::: Input for this task

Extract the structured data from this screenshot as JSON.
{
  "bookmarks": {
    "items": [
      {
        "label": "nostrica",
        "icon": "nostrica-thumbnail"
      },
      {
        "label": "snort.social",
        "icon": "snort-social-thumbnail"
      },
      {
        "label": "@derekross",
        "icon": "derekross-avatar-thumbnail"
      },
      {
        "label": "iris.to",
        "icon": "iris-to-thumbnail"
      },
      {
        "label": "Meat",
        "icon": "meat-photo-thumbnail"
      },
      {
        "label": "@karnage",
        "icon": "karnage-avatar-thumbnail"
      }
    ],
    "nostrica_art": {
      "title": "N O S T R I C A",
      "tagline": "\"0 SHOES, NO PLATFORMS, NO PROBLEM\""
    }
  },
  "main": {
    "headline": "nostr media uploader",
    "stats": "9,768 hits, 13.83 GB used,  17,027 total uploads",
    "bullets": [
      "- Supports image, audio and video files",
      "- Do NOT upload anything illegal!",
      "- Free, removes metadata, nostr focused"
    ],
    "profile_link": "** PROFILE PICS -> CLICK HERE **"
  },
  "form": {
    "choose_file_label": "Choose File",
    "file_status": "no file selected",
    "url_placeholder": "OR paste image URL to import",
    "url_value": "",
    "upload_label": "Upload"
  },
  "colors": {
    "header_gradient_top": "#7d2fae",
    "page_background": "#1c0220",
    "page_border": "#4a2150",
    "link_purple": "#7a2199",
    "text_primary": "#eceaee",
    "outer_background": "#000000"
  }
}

::::::

» **To do**
Write out every record shown above, word for word.

» **Solution**
Extract the structured data from this screenshot as JSON.
{
  "bookmarks": {
    "items": [
      {
        "label": "nostrica",
        "icon": "nostrica-thumbnail"
      },
      {
        "label": "snort.social",
        "icon": "snort-social-thumbnail"
      },
      {
        "label": "@derekross",
        "icon": "derekross-avatar-thumbnail"
      },
      {
        "label": "iris.to",
        "icon": "iris-to-thumbnail"
      },
      {
        "label": "Meat",
        "icon": "meat-photo-thumbnail"
      },
      {
        "label": "@karnage",
        "icon": "karnage-avatar-thumbnail"
      }
    ],
    "nostrica_art": {
      "title": "N O S T R I C A",
      "tagline": "\"0 SHOES, NO PLATFORMS, NO PROBLEM\""
    }
  },
  "main": {
    "headline": "nostr media uploader",
    "stats": "9,768 hits, 13.83 GB used,  17,027 total uploads",
    "bullets": [
      "- Supports image, audio and video files",
      "- Do NOT upload anything illegal!",
      "- Free, removes metadata, nostr focused"
    ],
    "profile_link": "** PROFILE PICS -> CLICK HERE **"
  },
  "form": {
    "choose_file_label": "Choose File",
    "file_status": "no file selected",
    "url_placeholder": "OR paste image URL to import",
    "url_value": "",
    "upload_label": "Upload"
  },
  "colors": {
    "header_gradient_top": "#7d2fae",
    "page_background": "#1c0220",
    "page_border": "#4a2150",
    "link_purple": "#7a2199",
    "text_primary": "#eceaee",
    "outer_background": "#000000"
  }
}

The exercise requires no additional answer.